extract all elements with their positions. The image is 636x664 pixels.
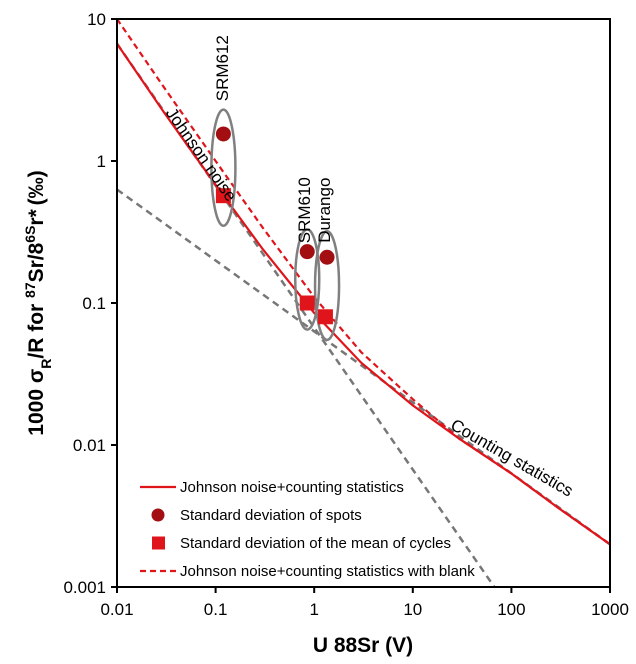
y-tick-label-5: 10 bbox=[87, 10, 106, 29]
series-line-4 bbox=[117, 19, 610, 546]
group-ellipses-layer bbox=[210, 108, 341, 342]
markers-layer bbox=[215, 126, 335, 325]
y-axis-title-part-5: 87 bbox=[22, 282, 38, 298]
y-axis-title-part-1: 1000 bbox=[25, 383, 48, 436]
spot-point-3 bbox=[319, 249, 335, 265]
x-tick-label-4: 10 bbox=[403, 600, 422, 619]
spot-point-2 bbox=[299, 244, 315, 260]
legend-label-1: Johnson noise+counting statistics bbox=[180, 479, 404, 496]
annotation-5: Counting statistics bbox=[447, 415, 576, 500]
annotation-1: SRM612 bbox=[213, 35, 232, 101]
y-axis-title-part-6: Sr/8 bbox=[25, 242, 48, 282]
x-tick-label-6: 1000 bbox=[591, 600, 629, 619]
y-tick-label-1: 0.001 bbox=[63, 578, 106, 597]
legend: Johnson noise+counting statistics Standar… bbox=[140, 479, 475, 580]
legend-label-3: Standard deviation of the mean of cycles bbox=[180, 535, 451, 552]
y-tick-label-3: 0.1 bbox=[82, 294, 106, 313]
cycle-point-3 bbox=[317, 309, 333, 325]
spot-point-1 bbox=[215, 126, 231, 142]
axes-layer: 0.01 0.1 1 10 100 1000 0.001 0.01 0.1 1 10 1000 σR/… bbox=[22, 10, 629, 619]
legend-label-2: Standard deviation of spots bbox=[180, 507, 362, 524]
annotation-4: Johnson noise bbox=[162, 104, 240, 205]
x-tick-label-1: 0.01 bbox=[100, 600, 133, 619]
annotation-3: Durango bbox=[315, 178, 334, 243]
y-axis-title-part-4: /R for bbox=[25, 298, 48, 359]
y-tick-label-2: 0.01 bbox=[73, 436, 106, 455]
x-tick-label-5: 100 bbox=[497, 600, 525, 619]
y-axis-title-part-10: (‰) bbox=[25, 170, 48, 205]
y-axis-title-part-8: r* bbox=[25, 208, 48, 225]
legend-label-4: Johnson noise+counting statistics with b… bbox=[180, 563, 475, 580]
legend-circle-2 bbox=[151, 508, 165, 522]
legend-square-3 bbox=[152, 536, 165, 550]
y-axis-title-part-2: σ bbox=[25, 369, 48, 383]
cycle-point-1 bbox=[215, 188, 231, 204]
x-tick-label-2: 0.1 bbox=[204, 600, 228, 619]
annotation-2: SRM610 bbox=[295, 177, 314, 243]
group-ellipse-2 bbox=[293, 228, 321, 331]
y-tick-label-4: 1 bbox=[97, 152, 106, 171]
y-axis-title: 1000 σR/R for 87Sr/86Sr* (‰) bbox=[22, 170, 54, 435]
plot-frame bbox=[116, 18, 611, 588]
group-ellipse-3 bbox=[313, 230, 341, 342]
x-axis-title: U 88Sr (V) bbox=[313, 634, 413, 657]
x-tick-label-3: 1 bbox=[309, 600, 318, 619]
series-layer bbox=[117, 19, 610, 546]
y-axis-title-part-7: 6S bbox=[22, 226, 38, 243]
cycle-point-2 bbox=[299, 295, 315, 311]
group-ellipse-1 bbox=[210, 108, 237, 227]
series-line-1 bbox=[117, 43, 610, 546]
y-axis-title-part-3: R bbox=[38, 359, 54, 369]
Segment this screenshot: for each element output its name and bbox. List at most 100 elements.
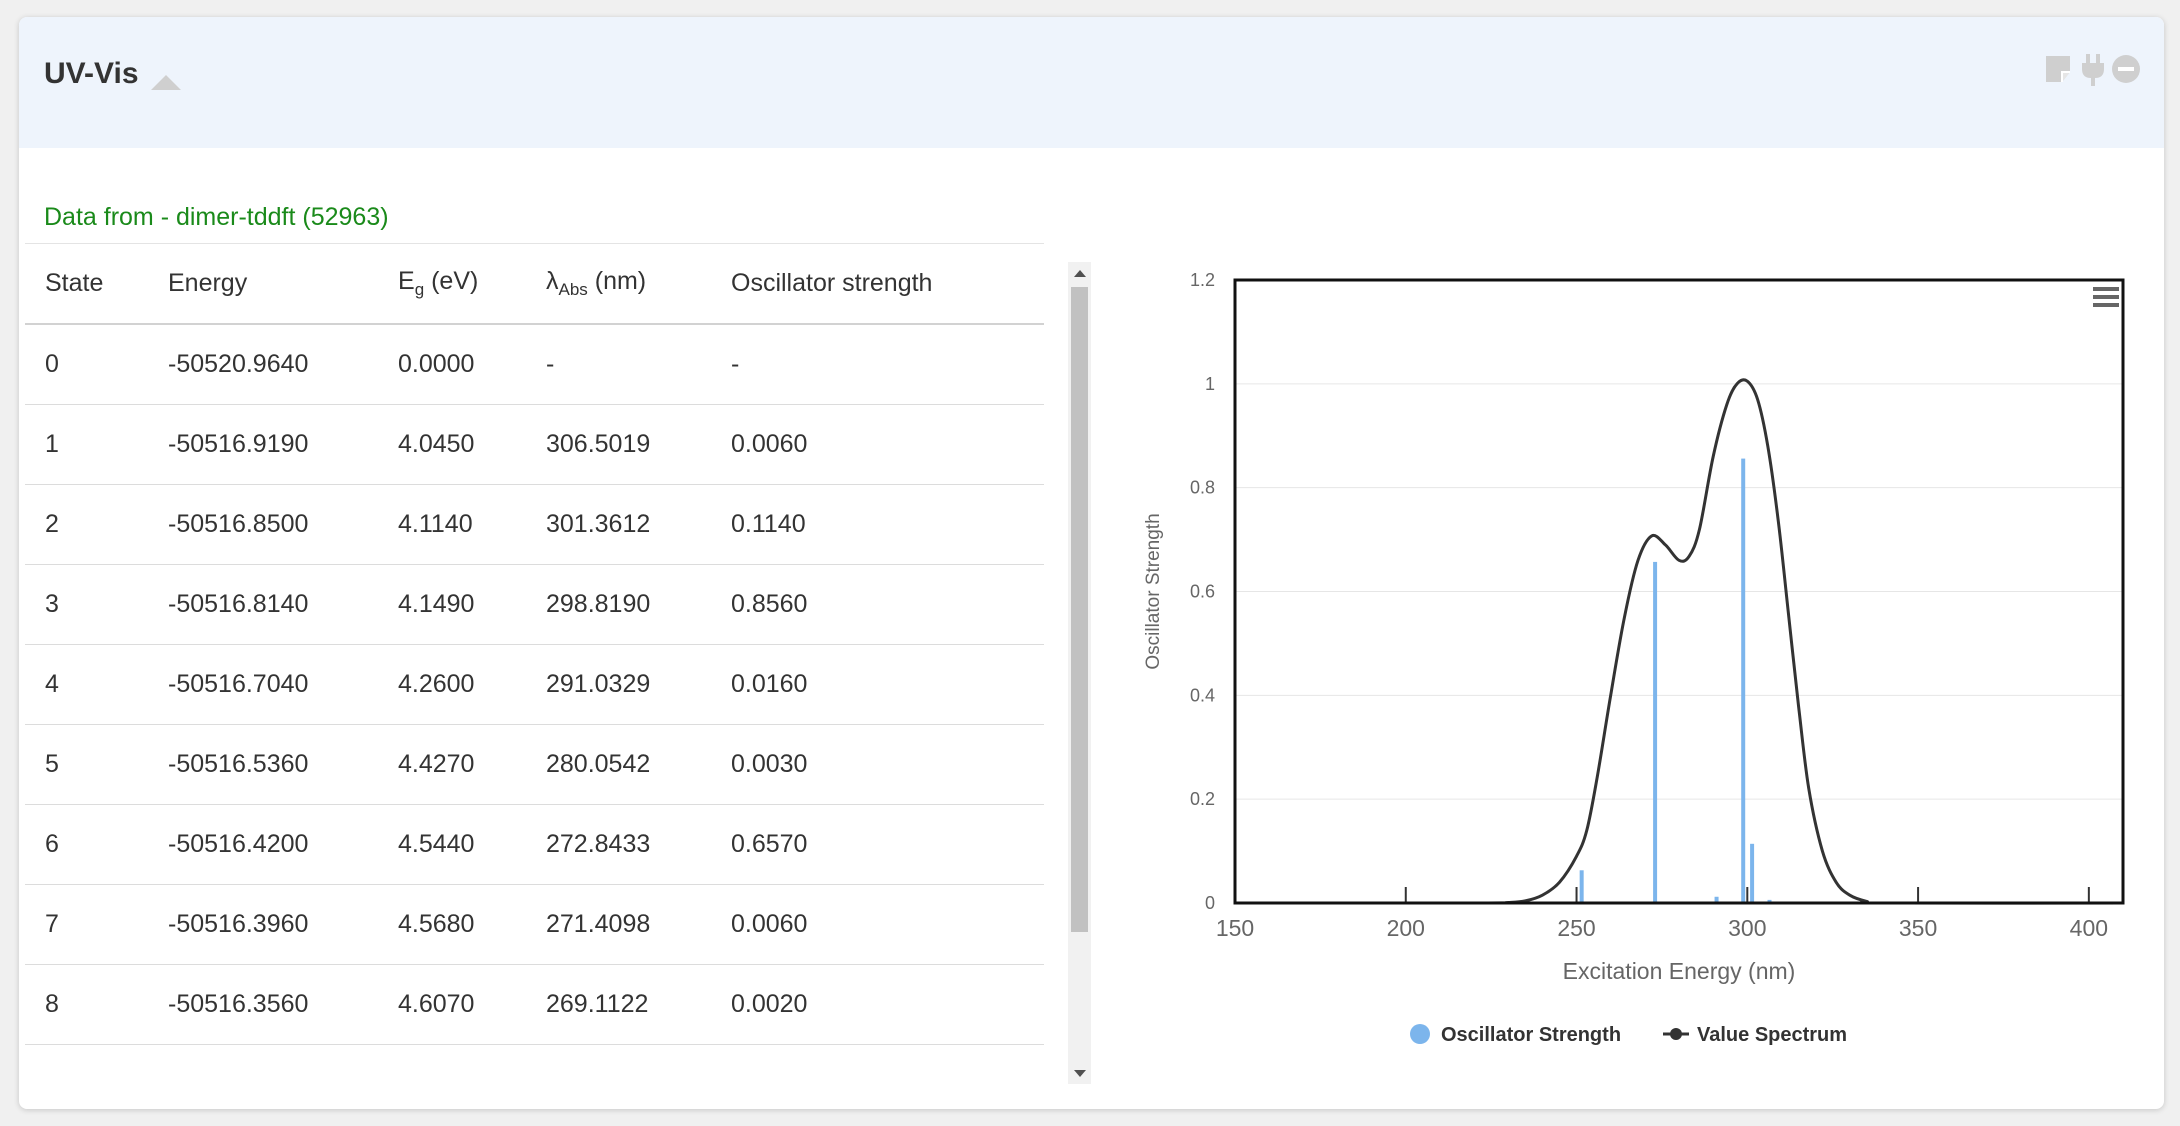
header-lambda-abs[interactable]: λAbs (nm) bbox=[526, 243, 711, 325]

┄┄┄┄┄┄┄┄┄┄┄┄┄┄┄┄┄┄┄┄

* **THE REQUEST**
Express the records above as a Markdown table with the columns Row and Record line, numbering each row and leaving out blank lines. Begin at the line that contains "y-tick-label-5: 10 bbox=[87, 10, 106, 29]" and stop after the line that contains "y-axis-title-part-2: σ bbox=[25, 369, 48, 383]".

* **WORKED SOLUTION**
| Row | Record line |
|---|---|
| 1 | y-tick-label-5: 10 bbox=[87, 10, 106, 29] |
| 2 | series-line-4 bbox=[117, 19, 610, 546] |
| 3 | group-ellipses-layer bbox=[210, 108, 341, 342] |
| 4 | markers-layer bbox=[215, 126, 335, 325] |
| 5 | y-axis-title-part-5: 87 bbox=[22, 282, 38, 298] |
| 6 | y-axis-title-part-1: 1000 bbox=[25, 383, 48, 436] |
| 7 | spot-point-3 bbox=[319, 249, 335, 265] |
| 8 | x-tick-label-4: 10 bbox=[403, 600, 422, 619] |
| 9 | spot-point-2 bbox=[299, 244, 315, 260] |
| 10 | legend-label-1: Johnson noise+counting statistics bbox=[180, 479, 404, 496] |
| 11 | annotation-5: Counting statistics bbox=[447, 415, 576, 500] |
| 12 | annotation-1: SRM612 bbox=[213, 35, 232, 101] |
| 13 | y-axis-title-part-6: Sr/8 bbox=[25, 242, 48, 282] |
| 14 | x-tick-label-6: 1000 bbox=[591, 600, 629, 619] |
| 15 | y-tick-label-1: 0.001 bbox=[63, 578, 106, 597] |
| 16 | legend: Johnson noise+counting statistics Standar… bbox=[140, 479, 475, 580] |
| 17 | legend-label-3: Standard deviation of the mean of cycles bbox=[180, 535, 451, 552] |
| 18 | y-tick-label-3: 0.1 bbox=[82, 294, 106, 313] |
| 19 | cycle-point-3 bbox=[317, 309, 333, 325] |
| 20 | spot-point-1 bbox=[215, 126, 231, 142] |
| 21 | axes-layer: 0.01 0.1 1 10 100 1000 0.001 0.01 0.1 1 10 1000 σR/… bbox=[22, 10, 629, 619] |
| 22 | legend-label-2: Standard deviation of spots bbox=[180, 507, 362, 524] |
| 23 | annotation-4: Johnson noise bbox=[162, 104, 240, 205] |
| 24 | x-tick-label-1: 0.01 bbox=[100, 600, 133, 619] |
| 25 | annotation-3: Durango bbox=[315, 178, 334, 243] |
| 26 | y-axis-title-part-4: /R for bbox=[25, 298, 48, 359] |
| 27 | y-tick-label-2: 0.01 bbox=[73, 436, 106, 455] |
| 28 | x-tick-label-5: 100 bbox=[497, 600, 525, 619] |
| 29 | y-axis-title-part-10: (‰) bbox=[25, 170, 48, 205] |
| 30 | y-axis-title-part-8: r* bbox=[25, 208, 48, 225] |
| 31 | legend-label-4: Johnson noise+counting statistics with b… bbox=[180, 563, 475, 580] |
| 32 | legend-circle-2 bbox=[151, 508, 165, 522] |
| 33 | legend-square-3 bbox=[152, 536, 165, 550] |
| 34 | y-axis-title-part-2: σ bbox=[25, 369, 48, 383] |